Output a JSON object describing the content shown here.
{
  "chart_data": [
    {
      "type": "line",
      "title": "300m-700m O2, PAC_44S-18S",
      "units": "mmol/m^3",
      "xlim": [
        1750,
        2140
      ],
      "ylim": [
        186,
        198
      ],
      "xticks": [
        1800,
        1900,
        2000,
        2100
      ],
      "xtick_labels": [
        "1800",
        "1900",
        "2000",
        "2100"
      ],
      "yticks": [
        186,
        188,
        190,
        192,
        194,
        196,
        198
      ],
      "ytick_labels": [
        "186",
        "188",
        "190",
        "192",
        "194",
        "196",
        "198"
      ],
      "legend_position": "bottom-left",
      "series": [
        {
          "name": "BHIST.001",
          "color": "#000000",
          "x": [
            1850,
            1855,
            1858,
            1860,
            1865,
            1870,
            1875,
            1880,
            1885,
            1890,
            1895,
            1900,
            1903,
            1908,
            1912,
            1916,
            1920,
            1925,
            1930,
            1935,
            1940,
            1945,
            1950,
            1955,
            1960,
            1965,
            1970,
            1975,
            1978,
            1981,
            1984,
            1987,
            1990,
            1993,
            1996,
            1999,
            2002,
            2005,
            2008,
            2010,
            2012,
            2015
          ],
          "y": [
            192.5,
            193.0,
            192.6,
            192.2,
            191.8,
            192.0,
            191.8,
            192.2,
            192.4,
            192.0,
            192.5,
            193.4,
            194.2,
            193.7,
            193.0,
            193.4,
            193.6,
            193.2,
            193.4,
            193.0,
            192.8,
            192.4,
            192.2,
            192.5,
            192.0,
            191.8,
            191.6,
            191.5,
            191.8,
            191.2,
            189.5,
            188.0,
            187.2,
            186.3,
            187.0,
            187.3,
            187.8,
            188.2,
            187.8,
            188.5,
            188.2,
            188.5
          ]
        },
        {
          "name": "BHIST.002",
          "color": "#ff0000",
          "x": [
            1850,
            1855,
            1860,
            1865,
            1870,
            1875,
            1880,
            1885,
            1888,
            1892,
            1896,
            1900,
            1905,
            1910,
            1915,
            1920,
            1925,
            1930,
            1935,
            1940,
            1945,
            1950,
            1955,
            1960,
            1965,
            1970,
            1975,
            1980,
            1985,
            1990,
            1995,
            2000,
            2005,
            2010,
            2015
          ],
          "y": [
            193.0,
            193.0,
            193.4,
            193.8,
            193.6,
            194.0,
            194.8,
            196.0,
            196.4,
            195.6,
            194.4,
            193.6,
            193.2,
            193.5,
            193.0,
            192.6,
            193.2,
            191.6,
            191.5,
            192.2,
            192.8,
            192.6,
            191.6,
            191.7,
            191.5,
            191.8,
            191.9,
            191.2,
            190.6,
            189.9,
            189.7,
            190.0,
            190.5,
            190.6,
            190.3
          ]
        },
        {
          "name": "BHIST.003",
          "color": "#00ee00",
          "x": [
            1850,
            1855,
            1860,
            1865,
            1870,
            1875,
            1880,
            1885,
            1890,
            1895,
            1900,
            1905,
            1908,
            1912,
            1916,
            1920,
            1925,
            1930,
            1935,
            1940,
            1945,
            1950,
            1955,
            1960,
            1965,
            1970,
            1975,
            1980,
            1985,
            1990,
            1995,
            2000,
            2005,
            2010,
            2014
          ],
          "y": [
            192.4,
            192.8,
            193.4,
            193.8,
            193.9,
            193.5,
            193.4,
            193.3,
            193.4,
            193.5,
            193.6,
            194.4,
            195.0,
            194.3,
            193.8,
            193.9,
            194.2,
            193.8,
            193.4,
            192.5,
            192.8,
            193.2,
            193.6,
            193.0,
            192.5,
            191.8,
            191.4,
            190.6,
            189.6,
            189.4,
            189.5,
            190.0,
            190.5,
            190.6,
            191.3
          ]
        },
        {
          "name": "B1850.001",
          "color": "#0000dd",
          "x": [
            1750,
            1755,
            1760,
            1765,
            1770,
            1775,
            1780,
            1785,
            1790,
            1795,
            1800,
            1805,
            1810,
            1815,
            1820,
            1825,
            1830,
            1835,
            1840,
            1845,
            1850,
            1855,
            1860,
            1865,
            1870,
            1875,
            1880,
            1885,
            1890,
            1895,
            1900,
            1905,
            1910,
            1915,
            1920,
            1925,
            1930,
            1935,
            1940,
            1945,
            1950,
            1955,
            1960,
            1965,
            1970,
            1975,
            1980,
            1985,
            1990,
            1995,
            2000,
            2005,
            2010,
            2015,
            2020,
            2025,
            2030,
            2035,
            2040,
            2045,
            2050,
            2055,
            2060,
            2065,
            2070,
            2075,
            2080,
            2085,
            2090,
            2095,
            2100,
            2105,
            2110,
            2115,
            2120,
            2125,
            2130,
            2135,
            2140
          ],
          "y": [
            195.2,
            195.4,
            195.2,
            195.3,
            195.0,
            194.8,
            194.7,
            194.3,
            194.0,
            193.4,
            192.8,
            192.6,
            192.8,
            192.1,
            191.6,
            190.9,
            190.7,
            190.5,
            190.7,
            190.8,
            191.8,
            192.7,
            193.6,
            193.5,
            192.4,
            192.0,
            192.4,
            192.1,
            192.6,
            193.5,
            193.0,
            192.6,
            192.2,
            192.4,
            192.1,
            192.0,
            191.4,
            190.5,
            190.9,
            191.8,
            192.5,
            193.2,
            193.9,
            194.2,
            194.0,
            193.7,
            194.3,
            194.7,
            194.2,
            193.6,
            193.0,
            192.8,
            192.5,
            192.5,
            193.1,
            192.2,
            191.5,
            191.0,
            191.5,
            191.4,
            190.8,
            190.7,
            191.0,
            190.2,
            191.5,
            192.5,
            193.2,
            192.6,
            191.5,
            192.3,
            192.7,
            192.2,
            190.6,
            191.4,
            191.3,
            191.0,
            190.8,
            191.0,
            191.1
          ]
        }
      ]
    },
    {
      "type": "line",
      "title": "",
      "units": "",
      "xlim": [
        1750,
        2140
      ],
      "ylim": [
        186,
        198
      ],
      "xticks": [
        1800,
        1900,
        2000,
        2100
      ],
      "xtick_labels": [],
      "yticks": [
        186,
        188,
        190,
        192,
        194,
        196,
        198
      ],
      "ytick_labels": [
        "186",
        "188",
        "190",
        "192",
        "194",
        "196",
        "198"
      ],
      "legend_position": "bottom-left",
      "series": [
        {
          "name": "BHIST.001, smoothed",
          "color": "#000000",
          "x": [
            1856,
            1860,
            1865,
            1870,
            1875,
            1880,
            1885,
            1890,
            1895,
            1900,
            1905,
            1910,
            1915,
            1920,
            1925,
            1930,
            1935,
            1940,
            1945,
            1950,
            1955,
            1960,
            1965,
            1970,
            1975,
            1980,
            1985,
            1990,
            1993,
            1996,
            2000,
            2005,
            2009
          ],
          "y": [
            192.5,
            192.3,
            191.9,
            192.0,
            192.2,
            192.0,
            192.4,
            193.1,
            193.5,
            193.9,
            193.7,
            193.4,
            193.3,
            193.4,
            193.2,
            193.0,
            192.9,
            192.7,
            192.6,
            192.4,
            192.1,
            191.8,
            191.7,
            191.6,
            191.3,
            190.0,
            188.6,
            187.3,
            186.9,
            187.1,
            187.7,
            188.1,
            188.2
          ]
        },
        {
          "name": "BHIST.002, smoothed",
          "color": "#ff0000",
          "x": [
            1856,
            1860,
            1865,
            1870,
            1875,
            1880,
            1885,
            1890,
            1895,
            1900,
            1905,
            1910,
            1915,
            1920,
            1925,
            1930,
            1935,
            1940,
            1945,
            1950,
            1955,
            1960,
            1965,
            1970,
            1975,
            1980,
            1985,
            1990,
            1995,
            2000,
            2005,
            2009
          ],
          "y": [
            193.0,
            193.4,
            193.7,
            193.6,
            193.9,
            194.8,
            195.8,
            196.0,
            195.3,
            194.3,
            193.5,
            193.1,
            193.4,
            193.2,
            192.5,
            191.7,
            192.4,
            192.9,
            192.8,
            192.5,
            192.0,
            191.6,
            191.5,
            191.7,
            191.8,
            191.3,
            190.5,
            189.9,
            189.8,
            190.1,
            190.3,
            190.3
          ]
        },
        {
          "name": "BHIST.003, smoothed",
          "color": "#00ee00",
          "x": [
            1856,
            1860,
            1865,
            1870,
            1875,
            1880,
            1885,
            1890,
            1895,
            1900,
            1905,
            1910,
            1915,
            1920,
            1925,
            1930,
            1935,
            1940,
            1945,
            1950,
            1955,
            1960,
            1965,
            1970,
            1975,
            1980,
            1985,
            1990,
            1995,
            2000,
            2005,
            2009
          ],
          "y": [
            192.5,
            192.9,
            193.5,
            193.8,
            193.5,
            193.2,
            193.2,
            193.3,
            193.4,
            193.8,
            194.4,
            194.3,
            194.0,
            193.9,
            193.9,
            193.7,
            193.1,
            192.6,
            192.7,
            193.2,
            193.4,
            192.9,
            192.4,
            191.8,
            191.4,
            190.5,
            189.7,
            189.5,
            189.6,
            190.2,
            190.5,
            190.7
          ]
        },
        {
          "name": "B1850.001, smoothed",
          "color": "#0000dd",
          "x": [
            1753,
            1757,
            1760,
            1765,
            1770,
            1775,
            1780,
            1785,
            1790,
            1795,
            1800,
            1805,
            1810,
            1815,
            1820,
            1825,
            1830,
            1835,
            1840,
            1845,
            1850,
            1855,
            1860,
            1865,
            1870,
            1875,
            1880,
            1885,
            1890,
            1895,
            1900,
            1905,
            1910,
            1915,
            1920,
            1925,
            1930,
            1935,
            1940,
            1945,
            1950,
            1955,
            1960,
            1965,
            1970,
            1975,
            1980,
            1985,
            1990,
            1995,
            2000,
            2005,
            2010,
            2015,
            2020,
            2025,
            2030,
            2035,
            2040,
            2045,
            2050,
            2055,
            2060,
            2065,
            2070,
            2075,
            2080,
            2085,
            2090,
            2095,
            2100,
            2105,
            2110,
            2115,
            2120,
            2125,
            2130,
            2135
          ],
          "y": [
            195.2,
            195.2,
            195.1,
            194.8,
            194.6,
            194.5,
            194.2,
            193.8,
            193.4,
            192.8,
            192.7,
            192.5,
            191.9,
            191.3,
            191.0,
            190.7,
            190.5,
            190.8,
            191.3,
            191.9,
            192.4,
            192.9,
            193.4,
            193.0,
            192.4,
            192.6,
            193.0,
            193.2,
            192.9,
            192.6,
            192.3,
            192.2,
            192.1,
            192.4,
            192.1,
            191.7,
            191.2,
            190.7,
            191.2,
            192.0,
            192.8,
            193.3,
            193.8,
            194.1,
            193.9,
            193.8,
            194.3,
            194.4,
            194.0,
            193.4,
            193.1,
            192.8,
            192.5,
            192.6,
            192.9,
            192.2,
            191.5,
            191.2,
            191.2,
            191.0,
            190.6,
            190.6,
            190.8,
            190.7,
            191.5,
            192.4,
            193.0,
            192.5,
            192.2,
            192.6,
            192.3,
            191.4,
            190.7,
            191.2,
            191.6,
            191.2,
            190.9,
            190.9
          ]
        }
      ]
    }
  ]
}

* [What the task asks]:
All lines above with "name" in them should be returned.

* [Solution to this task]:
          "name": "BHIST.001",
          "name": "BHIST.002",
          "name": "BHIST.003",
          "name": "B1850.001",
          "name": "BHIST.001, smoothed",
          "name": "BHIST.002, smoothed",
          "name": "BHIST.003, smoothed",
          "name": "B1850.001, smoothed",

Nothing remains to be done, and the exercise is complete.